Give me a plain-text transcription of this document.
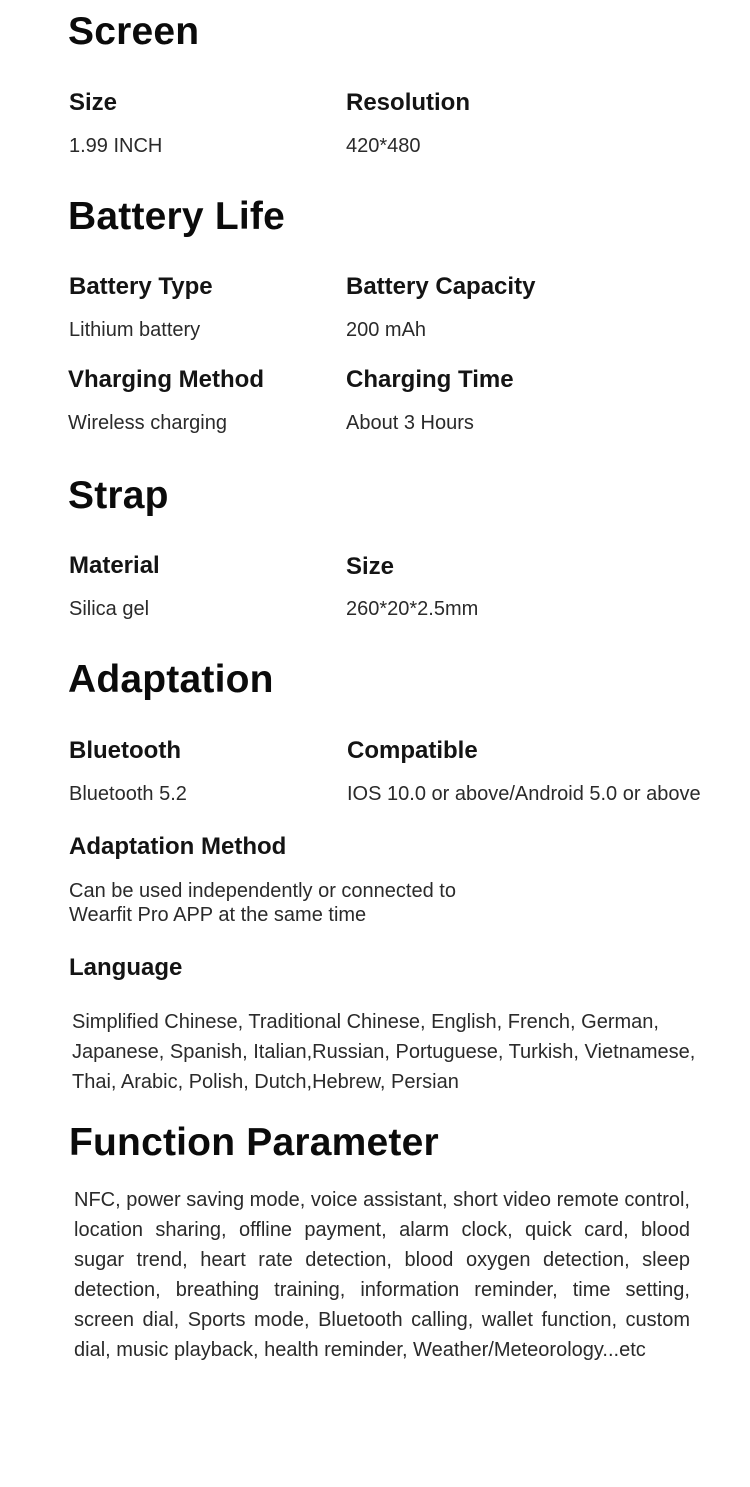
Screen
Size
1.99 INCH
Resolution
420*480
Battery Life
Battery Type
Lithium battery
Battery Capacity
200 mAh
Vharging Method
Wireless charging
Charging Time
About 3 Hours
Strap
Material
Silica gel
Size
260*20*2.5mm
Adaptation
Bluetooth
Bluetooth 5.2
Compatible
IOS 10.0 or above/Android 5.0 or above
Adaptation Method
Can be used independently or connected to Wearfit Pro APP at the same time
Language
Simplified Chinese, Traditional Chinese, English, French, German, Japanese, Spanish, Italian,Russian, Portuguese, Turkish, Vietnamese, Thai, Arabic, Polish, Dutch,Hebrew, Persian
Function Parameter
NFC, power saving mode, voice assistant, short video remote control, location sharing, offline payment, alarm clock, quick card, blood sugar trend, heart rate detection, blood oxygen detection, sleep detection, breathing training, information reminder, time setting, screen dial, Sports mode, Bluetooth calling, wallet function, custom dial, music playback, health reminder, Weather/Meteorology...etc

⁂

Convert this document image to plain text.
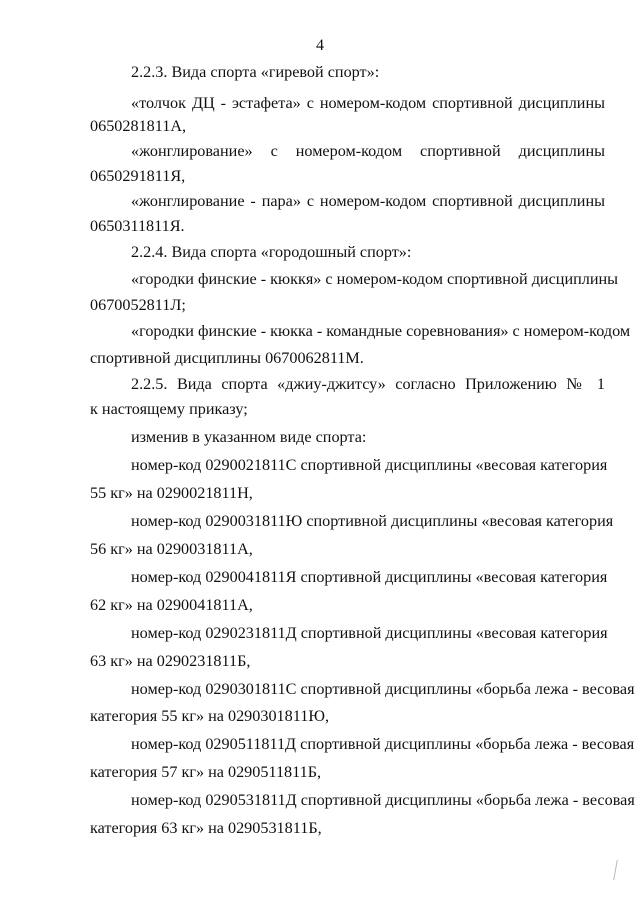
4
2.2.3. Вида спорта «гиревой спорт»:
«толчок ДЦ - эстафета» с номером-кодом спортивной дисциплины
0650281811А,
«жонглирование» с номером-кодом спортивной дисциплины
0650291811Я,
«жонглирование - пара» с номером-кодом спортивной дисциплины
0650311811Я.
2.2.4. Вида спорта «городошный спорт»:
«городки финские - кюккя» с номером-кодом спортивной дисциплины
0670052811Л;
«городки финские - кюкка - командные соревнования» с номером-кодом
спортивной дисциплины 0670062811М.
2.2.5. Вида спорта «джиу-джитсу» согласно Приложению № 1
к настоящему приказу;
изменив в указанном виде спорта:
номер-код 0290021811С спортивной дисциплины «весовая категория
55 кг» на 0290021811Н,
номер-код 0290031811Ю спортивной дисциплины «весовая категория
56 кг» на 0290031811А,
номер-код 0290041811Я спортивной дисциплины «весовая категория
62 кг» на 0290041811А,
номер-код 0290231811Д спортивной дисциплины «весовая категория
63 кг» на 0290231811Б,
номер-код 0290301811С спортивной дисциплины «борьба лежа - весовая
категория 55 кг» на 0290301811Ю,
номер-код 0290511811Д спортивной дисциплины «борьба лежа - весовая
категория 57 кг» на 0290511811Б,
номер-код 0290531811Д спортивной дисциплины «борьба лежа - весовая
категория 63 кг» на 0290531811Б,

⁂

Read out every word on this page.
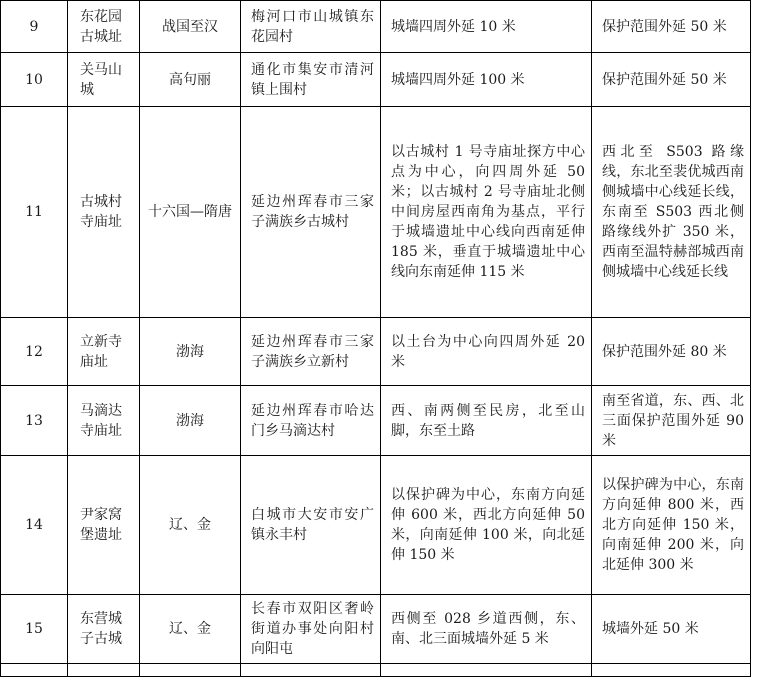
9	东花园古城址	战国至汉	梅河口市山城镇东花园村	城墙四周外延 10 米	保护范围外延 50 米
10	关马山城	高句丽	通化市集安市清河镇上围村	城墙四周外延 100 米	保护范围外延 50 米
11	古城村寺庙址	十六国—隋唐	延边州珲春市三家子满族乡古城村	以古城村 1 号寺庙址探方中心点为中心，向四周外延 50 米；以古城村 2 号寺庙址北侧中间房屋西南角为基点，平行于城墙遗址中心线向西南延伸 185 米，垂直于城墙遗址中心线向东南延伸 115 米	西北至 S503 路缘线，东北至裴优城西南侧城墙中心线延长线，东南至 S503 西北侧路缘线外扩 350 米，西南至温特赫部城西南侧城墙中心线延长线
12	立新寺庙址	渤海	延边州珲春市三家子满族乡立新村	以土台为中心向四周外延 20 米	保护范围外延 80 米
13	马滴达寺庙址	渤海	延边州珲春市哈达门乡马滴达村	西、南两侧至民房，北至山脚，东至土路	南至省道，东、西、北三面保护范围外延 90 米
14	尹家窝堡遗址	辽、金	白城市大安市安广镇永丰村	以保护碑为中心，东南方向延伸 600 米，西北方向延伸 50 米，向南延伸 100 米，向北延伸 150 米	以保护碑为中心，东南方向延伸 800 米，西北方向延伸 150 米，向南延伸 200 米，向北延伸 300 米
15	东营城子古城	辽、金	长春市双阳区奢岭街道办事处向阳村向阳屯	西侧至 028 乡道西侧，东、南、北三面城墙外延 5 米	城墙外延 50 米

⁂

Given request
Look through the data above. Each line containing the word "борьба" needs to be copied.

Output
номер-код 0290301811С спортивной дисциплины «борьба лежа - весовая
номер-код 0290511811Д спортивной дисциплины «борьба лежа - весовая
номер-код 0290531811Д спортивной дисциплины «борьба лежа - весовая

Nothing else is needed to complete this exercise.